WRITTEN PROBLEM. State how many lines of the entries hold the string "managed", and nothing more.

RECORDS SHOWN.
::::::::::

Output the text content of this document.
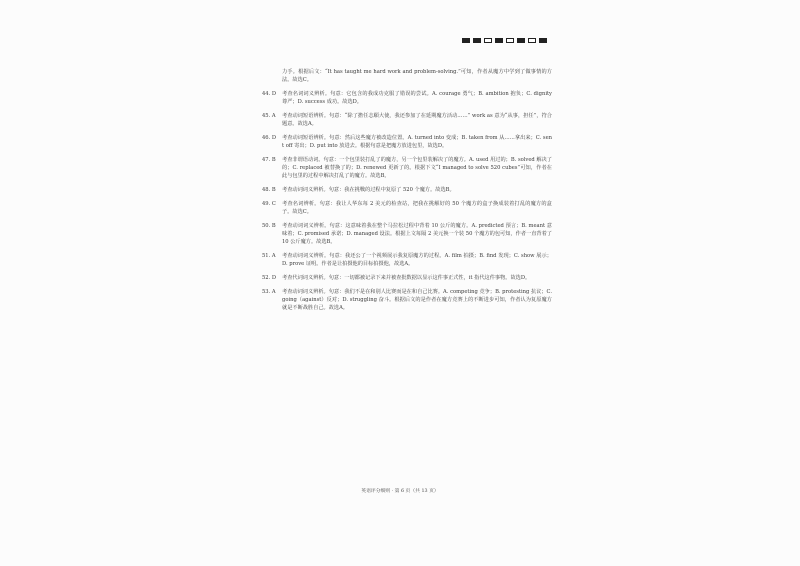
力手。根据后文：“It has taught me hard work and problem-solving.”可知，作者从魔方中学到了做事情的方法。故选C。
44. D	考查名词词义辨析。句意：它包含的我成功克服了错误的尝试。A. courage 勇气；B. ambition 抱负；C. dignity 尊严；D. success 成功。故选D。
45. A	考查动词短语辨析。句意：“除了擔任志願大使，我还参加了在延期魔方活动……” work as 意为“从事，担任”，符合题意。故选A。
46. D	考查动词短语辨析。句意：然后这些魔方被改造位置。A. turned into 变成；B. taken from 从……拿出来；C. sent off 寄出；D. put into 放进去。根据句意是把魔方放进包里，故选D。
47. B	考查非谓语动词。句意：一个包里装打乱了的魔方，另一个包里装解决了的魔方。A. used 用过的；B. solved 解决了的；C. replaced 被替换了的；D. renewed 更新了的。根据下文“I managed to solve 520 cubes”可知，作者在此与包里的过程中解决打乱了的魔方。故选B。
48. B	考查动词词义辨析。句意：我在挑戰的过程中复原了 520 个魔方。故选B。
49. C	考查名词辨析。句意：我让人华东每 2 美元的检查站，把我在挑解好的 50 个魔方的盒子换成装着打乱的魔方的盒子。故选C。
50. B	考查动词词义辨析。句意：这意味着我在整个马拉松过程中背着 10 公斤的魔方。A. predicted 预言；B. meant 意味着；C. promised 承诺；D. managed 设法。根据上文每隔 2 美元换一个装 50 个魔方的包可知，作者一直背着了 10 公斤魔方。故选B。
51. A	考查动词词义辨析。句意：我还公了一个视频展示我复原魔方的过程。A. film 拍摄；B. find 发现；C. show 展示；D. prove 证明。作者是让拍摄他的目标拍摄他，故选A。
52. D	考查代词词义辨析。句意：一切都被记录下来并被查批数据以显示这件事正式性，it 指代这件事物。故选D。
53. A	考查动词词义辨析。句意：我们不是在和别人比赛而是在和自己比赛。A. competing 竞争；B. protesting 抗议；C. going（against）反对；D. struggling 奋斗。根据后文的是作者在魔方竞赛上的不断进步可知，作者认为复原魔方就是不断战胜自己。故选A。
英语评分细则 · 第 6 页（共 13 页）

::::::::::

OUTPUT FOR THIS TASK. 2